Task >> Return each entry exactly, omitting nothing.

Stored dataset items:
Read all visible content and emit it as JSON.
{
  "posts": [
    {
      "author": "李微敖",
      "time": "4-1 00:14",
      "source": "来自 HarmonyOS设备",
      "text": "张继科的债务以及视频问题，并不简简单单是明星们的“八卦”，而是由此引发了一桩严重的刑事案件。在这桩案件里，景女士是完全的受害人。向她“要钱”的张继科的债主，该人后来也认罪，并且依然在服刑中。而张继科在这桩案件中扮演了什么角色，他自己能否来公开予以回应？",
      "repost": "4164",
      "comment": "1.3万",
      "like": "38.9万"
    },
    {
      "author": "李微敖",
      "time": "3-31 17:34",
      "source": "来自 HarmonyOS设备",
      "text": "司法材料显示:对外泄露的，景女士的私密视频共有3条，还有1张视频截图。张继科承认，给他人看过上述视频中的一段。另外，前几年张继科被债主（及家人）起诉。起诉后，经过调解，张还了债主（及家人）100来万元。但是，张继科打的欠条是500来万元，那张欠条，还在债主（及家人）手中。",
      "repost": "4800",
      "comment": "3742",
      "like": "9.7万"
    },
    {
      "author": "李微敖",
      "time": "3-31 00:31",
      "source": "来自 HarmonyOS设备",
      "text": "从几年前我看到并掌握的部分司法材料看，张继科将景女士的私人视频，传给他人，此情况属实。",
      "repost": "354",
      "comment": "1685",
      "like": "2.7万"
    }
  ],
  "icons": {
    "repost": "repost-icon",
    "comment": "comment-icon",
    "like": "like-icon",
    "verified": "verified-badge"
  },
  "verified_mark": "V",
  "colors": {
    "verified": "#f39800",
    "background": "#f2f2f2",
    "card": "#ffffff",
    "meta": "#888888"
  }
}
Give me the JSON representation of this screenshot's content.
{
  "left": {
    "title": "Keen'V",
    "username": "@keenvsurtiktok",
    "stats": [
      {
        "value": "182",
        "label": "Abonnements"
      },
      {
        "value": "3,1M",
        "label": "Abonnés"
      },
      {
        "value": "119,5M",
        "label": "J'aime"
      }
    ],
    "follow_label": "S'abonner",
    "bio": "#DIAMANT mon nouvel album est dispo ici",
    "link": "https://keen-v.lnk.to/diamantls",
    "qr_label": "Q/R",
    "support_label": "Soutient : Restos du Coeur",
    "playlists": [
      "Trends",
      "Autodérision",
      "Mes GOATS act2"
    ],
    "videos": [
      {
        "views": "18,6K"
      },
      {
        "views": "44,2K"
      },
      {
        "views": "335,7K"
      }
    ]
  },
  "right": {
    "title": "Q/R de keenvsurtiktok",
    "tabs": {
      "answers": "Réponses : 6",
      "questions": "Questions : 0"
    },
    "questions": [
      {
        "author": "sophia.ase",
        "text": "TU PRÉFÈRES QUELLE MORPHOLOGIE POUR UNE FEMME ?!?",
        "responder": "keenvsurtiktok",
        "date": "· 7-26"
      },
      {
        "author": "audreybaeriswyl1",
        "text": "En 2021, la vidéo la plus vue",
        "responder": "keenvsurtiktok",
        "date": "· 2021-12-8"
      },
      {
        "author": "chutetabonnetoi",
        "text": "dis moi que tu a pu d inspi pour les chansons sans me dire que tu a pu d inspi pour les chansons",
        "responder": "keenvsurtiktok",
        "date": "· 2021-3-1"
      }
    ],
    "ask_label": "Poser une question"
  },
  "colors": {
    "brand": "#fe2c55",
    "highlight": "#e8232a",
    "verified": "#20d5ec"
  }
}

Exercise result >>
Read all visible content and emit it as JSON.
{
  "posts": [
    {
      "author": "李微敖",
      "time": "4-1 00:14",
      "source": "来自 HarmonyOS设备",
      "text": "张继科的债务以及视频问题，并不简简单单是明星们的“八卦”，而是由此引发了一桩严重的刑事案件。在这桩案件里，景女士是完全的受害人。向她“要钱”的张继科的债主，该人后来也认罪，并且依然在服刑中。而张继科在这桩案件中扮演了什么角色，他自己能否来公开予以回应？",
      "repost": "4164",
      "comment": "1.3万",
      "like": "38.9万"
    },
    {
      "author": "李微敖",
      "time": "3-31 17:34",
      "source": "来自 HarmonyOS设备",
      "text": "司法材料显示:对外泄露的，景女士的私密视频共有3条，还有1张视频截图。张继科承认，给他人看过上述视频中的一段。另外，前几年张继科被债主（及家人）起诉。起诉后，经过调解，张还了债主（及家人）100来万元。但是，张继科打的欠条是500来万元，那张欠条，还在债主（及家人）手中。",
      "repost": "4800",
      "comment": "3742",
      "like": "9.7万"
    },
    {
      "author": "李微敖",
      "time": "3-31 00:31",
      "source": "来自 HarmonyOS设备",
      "text": "从几年前我看到并掌握的部分司法材料看，张继科将景女士的私人视频，传给他人，此情况属实。",
      "repost": "354",
      "comment": "1685",
      "like": "2.7万"
    }
  ],
  "icons": {
    "repost": "repost-icon",
    "comment": "comment-icon",
    "like": "like-icon",
    "verified": "verified-badge"
  },
  "verified_mark": "V",
  "colors": {
    "verified": "#f39800",
    "background": "#f2f2f2",
    "card": "#ffffff",
    "meta": "#888888"
  }
}
Give me the JSON representation of this screenshot's content.
{
  "left": {
    "title": "Keen'V",
    "username": "@keenvsurtiktok",
    "stats": [
      {
        "value": "182",
        "label": "Abonnements"
      },
      {
        "value": "3,1M",
        "label": "Abonnés"
      },
      {
        "value": "119,5M",
        "label": "J'aime"
      }
    ],
    "follow_label": "S'abonner",
    "bio": "#DIAMANT mon nouvel album est dispo ici",
    "link": "https://keen-v.lnk.to/diamantls",
    "qr_label": "Q/R",
    "support_label": "Soutient : Restos du Coeur",
    "playlists": [
      "Trends",
      "Autodérision",
      "Mes GOATS act2"
    ],
    "videos": [
      {
        "views": "18,6K"
      },
      {
        "views": "44,2K"
      },
      {
        "views": "335,7K"
      }
    ]
  },
  "right": {
    "title": "Q/R de keenvsurtiktok",
    "tabs": {
      "answers": "Réponses : 6",
      "questions": "Questions : 0"
    },
    "questions": [
      {
        "author": "sophia.ase",
        "text": "TU PRÉFÈRES QUELLE MORPHOLOGIE POUR UNE FEMME ?!?",
        "responder": "keenvsurtiktok",
        "date": "· 7-26"
      },
      {
        "author": "audreybaeriswyl1",
        "text": "En 2021, la vidéo la plus vue",
        "responder": "keenvsurtiktok",
        "date": "· 2021-12-8"
      },
      {
        "author": "chutetabonnetoi",
        "text": "dis moi que tu a pu d inspi pour les chansons sans me dire que tu a pu d inspi pour les chansons",
        "responder": "keenvsurtiktok",
        "date": "· 2021-3-1"
      }
    ],
    "ask_label": "Poser une question"
  },
  "colors": {
    "brand": "#fe2c55",
    "highlight": "#e8232a",
    "verified": "#20d5ec"
  }
}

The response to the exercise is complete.